From the entries below, please gather each line containing the string "background".

[begin PROVIDED RECORDS]

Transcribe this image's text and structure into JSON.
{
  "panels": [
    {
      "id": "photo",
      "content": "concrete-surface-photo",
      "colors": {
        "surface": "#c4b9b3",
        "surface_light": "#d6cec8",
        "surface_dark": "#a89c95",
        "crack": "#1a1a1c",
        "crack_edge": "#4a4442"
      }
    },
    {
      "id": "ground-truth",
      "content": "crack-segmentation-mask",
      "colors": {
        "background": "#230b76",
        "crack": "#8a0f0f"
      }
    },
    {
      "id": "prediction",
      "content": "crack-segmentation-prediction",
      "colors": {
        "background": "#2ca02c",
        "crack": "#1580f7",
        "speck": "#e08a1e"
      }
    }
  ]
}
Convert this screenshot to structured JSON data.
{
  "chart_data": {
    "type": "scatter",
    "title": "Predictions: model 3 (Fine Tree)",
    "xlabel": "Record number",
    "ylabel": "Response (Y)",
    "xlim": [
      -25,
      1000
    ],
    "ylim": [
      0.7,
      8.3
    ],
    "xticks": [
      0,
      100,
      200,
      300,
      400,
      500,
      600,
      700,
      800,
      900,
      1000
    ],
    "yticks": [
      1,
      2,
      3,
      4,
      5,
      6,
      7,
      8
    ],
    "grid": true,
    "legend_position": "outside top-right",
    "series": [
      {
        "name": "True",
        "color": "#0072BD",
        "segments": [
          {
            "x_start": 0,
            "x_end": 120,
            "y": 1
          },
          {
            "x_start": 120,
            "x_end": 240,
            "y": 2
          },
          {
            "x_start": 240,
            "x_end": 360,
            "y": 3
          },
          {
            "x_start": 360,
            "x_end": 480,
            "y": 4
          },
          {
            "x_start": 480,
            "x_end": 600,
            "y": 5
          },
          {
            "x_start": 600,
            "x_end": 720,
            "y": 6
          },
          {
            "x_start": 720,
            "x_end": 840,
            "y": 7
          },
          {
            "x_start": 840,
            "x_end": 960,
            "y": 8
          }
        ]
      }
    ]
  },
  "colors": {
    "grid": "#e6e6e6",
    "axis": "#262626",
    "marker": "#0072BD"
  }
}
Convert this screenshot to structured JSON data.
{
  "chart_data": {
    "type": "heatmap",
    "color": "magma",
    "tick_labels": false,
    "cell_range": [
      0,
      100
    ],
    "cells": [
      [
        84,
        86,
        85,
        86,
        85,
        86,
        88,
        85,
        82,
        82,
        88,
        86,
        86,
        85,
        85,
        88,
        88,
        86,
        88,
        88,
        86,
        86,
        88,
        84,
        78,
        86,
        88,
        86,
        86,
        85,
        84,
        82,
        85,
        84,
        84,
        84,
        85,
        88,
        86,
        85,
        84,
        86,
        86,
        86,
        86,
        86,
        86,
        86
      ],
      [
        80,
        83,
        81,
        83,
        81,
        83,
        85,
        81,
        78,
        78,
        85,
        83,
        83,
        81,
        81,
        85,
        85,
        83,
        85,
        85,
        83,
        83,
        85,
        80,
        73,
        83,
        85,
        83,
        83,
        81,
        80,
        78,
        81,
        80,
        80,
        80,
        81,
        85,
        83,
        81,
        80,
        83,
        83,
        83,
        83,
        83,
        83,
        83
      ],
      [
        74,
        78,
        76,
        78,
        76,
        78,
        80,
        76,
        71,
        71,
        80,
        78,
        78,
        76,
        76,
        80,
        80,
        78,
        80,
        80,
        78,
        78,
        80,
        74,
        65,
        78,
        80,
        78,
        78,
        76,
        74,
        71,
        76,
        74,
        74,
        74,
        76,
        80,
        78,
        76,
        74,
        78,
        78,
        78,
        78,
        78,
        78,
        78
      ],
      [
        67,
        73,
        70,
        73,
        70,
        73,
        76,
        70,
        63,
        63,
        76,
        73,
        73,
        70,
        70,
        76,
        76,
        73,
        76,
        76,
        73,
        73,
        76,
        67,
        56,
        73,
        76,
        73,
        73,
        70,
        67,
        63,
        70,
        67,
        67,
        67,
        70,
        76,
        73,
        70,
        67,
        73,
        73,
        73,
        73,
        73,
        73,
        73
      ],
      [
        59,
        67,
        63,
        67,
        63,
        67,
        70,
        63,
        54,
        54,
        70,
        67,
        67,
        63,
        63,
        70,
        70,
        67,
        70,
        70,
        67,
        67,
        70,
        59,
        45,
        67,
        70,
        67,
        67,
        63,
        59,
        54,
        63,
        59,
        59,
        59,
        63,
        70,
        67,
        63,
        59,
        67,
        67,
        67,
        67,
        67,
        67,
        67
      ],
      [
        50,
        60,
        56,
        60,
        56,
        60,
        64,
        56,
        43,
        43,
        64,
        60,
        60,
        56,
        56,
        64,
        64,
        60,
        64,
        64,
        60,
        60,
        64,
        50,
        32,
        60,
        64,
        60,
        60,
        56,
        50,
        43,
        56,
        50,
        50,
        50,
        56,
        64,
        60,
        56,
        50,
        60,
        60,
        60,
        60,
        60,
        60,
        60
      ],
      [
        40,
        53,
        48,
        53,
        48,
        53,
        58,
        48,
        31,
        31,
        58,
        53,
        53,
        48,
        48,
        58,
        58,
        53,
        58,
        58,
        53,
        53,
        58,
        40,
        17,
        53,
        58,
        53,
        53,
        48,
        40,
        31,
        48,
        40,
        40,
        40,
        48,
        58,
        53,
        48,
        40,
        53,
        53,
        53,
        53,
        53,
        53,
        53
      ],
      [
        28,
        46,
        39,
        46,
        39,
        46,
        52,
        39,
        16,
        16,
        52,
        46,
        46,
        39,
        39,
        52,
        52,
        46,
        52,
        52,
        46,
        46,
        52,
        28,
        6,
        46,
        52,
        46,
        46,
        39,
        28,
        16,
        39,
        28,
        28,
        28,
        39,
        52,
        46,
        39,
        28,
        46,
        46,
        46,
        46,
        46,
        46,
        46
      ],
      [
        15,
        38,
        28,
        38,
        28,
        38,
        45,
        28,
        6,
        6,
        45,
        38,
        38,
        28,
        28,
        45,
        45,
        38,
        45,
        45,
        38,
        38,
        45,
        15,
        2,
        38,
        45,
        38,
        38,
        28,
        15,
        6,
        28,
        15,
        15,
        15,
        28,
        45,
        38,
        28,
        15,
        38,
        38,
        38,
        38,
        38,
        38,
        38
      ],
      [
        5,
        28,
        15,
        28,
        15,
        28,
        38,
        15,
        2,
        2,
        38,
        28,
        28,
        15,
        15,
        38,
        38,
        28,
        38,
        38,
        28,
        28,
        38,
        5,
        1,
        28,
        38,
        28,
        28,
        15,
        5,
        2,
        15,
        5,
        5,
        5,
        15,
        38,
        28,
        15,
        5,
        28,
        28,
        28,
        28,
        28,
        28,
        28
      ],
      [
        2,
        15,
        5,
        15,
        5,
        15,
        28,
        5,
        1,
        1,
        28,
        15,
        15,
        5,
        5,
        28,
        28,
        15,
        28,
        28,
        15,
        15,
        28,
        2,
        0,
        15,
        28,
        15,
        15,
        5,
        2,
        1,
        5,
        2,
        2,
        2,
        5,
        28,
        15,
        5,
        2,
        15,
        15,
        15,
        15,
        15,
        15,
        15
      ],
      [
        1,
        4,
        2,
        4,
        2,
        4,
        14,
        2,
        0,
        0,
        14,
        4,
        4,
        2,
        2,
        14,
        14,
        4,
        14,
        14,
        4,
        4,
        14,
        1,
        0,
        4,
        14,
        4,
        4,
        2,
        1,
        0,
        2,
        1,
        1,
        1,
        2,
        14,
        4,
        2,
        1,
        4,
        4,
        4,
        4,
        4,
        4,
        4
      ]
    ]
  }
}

[end PROVIDED RECORDS]

● ANSWER FOR THIS EXERCISE
        "background": "#230b76",
        "background": "#2ca02c",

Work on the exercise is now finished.